Exercise directions: All the data should come back exactly as it was given.
★ ★ ★
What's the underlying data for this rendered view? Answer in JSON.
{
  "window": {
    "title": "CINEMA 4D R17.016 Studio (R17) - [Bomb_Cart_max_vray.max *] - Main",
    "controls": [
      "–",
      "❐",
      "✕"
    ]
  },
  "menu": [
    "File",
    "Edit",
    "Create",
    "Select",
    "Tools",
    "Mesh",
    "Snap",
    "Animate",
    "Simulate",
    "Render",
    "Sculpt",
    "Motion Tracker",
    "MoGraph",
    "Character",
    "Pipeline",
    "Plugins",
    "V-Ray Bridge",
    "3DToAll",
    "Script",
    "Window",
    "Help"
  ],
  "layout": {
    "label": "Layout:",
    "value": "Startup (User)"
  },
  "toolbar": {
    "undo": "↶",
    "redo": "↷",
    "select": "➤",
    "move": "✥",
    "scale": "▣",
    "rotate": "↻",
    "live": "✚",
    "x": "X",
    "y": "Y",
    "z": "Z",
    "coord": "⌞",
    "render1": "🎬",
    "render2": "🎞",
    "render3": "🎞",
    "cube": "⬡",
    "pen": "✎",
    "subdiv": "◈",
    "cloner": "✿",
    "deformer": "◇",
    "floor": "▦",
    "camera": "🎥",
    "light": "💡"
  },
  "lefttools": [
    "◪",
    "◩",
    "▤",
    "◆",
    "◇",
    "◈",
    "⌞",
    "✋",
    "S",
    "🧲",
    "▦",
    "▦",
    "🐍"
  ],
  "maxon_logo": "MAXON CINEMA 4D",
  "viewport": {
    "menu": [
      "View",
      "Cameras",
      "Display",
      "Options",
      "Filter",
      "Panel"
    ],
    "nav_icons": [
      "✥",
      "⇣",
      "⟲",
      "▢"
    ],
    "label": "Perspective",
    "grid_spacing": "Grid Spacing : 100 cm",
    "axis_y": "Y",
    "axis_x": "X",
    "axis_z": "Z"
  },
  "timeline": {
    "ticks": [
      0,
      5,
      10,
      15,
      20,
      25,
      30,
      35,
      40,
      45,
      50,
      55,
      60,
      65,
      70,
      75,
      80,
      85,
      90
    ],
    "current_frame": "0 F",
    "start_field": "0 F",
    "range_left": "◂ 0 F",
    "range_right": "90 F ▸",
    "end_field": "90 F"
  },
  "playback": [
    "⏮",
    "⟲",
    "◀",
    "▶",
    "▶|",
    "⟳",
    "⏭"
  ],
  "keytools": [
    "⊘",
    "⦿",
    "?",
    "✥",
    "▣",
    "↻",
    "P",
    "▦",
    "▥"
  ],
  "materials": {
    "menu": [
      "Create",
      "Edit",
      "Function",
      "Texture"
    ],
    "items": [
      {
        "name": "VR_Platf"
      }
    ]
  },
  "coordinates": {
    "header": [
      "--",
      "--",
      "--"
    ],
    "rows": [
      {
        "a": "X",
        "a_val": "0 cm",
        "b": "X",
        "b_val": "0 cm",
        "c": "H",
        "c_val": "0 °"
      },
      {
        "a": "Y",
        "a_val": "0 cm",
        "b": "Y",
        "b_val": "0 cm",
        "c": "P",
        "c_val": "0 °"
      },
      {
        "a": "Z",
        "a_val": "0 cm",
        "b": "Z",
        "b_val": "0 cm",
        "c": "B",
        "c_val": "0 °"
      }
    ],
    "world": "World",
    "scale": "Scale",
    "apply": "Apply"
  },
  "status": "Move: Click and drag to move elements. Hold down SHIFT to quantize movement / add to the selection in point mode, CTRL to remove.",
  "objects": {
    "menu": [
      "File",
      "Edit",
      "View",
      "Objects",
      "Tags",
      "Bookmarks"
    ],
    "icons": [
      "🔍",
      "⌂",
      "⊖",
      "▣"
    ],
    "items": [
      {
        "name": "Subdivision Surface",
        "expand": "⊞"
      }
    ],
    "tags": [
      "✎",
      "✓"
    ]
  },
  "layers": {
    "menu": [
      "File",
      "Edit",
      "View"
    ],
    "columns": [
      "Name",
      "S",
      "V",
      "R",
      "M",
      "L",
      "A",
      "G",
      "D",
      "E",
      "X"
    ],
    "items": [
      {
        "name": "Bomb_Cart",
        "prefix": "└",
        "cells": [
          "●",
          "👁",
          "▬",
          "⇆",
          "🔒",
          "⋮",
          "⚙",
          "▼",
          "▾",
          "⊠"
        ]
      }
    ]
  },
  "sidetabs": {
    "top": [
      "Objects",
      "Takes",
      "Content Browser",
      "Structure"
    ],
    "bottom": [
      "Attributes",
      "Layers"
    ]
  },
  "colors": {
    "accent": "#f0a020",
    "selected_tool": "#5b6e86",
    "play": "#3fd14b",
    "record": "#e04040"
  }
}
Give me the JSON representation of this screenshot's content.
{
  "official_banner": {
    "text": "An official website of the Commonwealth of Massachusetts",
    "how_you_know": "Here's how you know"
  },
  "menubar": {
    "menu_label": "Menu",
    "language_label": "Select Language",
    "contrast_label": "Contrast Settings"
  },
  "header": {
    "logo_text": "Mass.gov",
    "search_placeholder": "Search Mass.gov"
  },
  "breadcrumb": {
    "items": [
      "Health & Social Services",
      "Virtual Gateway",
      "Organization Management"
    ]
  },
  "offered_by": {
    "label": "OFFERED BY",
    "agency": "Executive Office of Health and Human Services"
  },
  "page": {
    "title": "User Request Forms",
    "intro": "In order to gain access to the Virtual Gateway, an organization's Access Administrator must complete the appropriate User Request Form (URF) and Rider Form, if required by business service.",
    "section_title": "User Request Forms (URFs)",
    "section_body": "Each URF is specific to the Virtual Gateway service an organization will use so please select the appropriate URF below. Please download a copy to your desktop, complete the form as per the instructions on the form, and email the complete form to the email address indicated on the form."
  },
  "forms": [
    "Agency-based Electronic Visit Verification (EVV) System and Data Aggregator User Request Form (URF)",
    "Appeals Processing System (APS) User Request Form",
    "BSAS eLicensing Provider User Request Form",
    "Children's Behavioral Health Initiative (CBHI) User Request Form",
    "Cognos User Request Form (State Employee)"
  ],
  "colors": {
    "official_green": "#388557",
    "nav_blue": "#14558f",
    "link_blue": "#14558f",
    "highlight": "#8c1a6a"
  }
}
★ ★ ★
The solution:
What's the underlying data for this rendered view? Answer in JSON.
{
  "window": {
    "title": "CINEMA 4D R17.016 Studio (R17) - [Bomb_Cart_max_vray.max *] - Main",
    "controls": [
      "–",
      "❐",
      "✕"
    ]
  },
  "menu": [
    "File",
    "Edit",
    "Create",
    "Select",
    "Tools",
    "Mesh",
    "Snap",
    "Animate",
    "Simulate",
    "Render",
    "Sculpt",
    "Motion Tracker",
    "MoGraph",
    "Character",
    "Pipeline",
    "Plugins",
    "V-Ray Bridge",
    "3DToAll",
    "Script",
    "Window",
    "Help"
  ],
  "layout": {
    "label": "Layout:",
    "value": "Startup (User)"
  },
  "toolbar": {
    "undo": "↶",
    "redo": "↷",
    "select": "➤",
    "move": "✥",
    "scale": "▣",
    "rotate": "↻",
    "live": "✚",
    "x": "X",
    "y": "Y",
    "z": "Z",
    "coord": "⌞",
    "render1": "🎬",
    "render2": "🎞",
    "render3": "🎞",
    "cube": "⬡",
    "pen": "✎",
    "subdiv": "◈",
    "cloner": "✿",
    "deformer": "◇",
    "floor": "▦",
    "camera": "🎥",
    "light": "💡"
  },
  "lefttools": [
    "◪",
    "◩",
    "▤",
    "◆",
    "◇",
    "◈",
    "⌞",
    "✋",
    "S",
    "🧲",
    "▦",
    "▦",
    "🐍"
  ],
  "maxon_logo": "MAXON CINEMA 4D",
  "viewport": {
    "menu": [
      "View",
      "Cameras",
      "Display",
      "Options",
      "Filter",
      "Panel"
    ],
    "nav_icons": [
      "✥",
      "⇣",
      "⟲",
      "▢"
    ],
    "label": "Perspective",
    "grid_spacing": "Grid Spacing : 100 cm",
    "axis_y": "Y",
    "axis_x": "X",
    "axis_z": "Z"
  },
  "timeline": {
    "ticks": [
      0,
      5,
      10,
      15,
      20,
      25,
      30,
      35,
      40,
      45,
      50,
      55,
      60,
      65,
      70,
      75,
      80,
      85,
      90
    ],
    "current_frame": "0 F",
    "start_field": "0 F",
    "range_left": "◂ 0 F",
    "range_right": "90 F ▸",
    "end_field": "90 F"
  },
  "playback": [
    "⏮",
    "⟲",
    "◀",
    "▶",
    "▶|",
    "⟳",
    "⏭"
  ],
  "keytools": [
    "⊘",
    "⦿",
    "?",
    "✥",
    "▣",
    "↻",
    "P",
    "▦",
    "▥"
  ],
  "materials": {
    "menu": [
      "Create",
      "Edit",
      "Function",
      "Texture"
    ],
    "items": [
      {
        "name": "VR_Platf"
      }
    ]
  },
  "coordinates": {
    "header": [
      "--",
      "--",
      "--"
    ],
    "rows": [
      {
        "a": "X",
        "a_val": "0 cm",
        "b": "X",
        "b_val": "0 cm",
        "c": "H",
        "c_val": "0 °"
      },
      {
        "a": "Y",
        "a_val": "0 cm",
        "b": "Y",
        "b_val": "0 cm",
        "c": "P",
        "c_val": "0 °"
      },
      {
        "a": "Z",
        "a_val": "0 cm",
        "b": "Z",
        "b_val": "0 cm",
        "c": "B",
        "c_val": "0 °"
      }
    ],
    "world": "World",
    "scale": "Scale",
    "apply": "Apply"
  },
  "status": "Move: Click and drag to move elements. Hold down SHIFT to quantize movement / add to the selection in point mode, CTRL to remove.",
  "objects": {
    "menu": [
      "File",
      "Edit",
      "View",
      "Objects",
      "Tags",
      "Bookmarks"
    ],
    "icons": [
      "🔍",
      "⌂",
      "⊖",
      "▣"
    ],
    "items": [
      {
        "name": "Subdivision Surface",
        "expand": "⊞"
      }
    ],
    "tags": [
      "✎",
      "✓"
    ]
  },
  "layers": {
    "menu": [
      "File",
      "Edit",
      "View"
    ],
    "columns": [
      "Name",
      "S",
      "V",
      "R",
      "M",
      "L",
      "A",
      "G",
      "D",
      "E",
      "X"
    ],
    "items": [
      {
        "name": "Bomb_Cart",
        "prefix": "└",
        "cells": [
          "●",
          "👁",
          "▬",
          "⇆",
          "🔒",
          "⋮",
          "⚙",
          "▼",
          "▾",
          "⊠"
        ]
      }
    ]
  },
  "sidetabs": {
    "top": [
      "Objects",
      "Takes",
      "Content Browser",
      "Structure"
    ],
    "bottom": [
      "Attributes",
      "Layers"
    ]
  },
  "colors": {
    "accent": "#f0a020",
    "selected_tool": "#5b6e86",
    "play": "#3fd14b",
    "record": "#e04040"
  }
}
Give me the JSON representation of this screenshot's content.
{
  "official_banner": {
    "text": "An official website of the Commonwealth of Massachusetts",
    "how_you_know": "Here's how you know"
  },
  "menubar": {
    "menu_label": "Menu",
    "language_label": "Select Language",
    "contrast_label": "Contrast Settings"
  },
  "header": {
    "logo_text": "Mass.gov",
    "search_placeholder": "Search Mass.gov"
  },
  "breadcrumb": {
    "items": [
      "Health & Social Services",
      "Virtual Gateway",
      "Organization Management"
    ]
  },
  "offered_by": {
    "label": "OFFERED BY",
    "agency": "Executive Office of Health and Human Services"
  },
  "page": {
    "title": "User Request Forms",
    "intro": "In order to gain access to the Virtual Gateway, an organization's Access Administrator must complete the appropriate User Request Form (URF) and Rider Form, if required by business service.",
    "section_title": "User Request Forms (URFs)",
    "section_body": "Each URF is specific to the Virtual Gateway service an organization will use so please select the appropriate URF below. Please download a copy to your desktop, complete the form as per the instructions on the form, and email the complete form to the email address indicated on the form."
  },
  "forms": [
    "Agency-based Electronic Visit Verification (EVV) System and Data Aggregator User Request Form (URF)",
    "Appeals Processing System (APS) User Request Form",
    "BSAS eLicensing Provider User Request Form",
    "Children's Behavioral Health Initiative (CBHI) User Request Form",
    "Cognos User Request Form (State Employee)"
  ],
  "colors": {
    "official_green": "#388557",
    "nav_blue": "#14558f",
    "link_blue": "#14558f",
    "highlight": "#8c1a6a"
  }
}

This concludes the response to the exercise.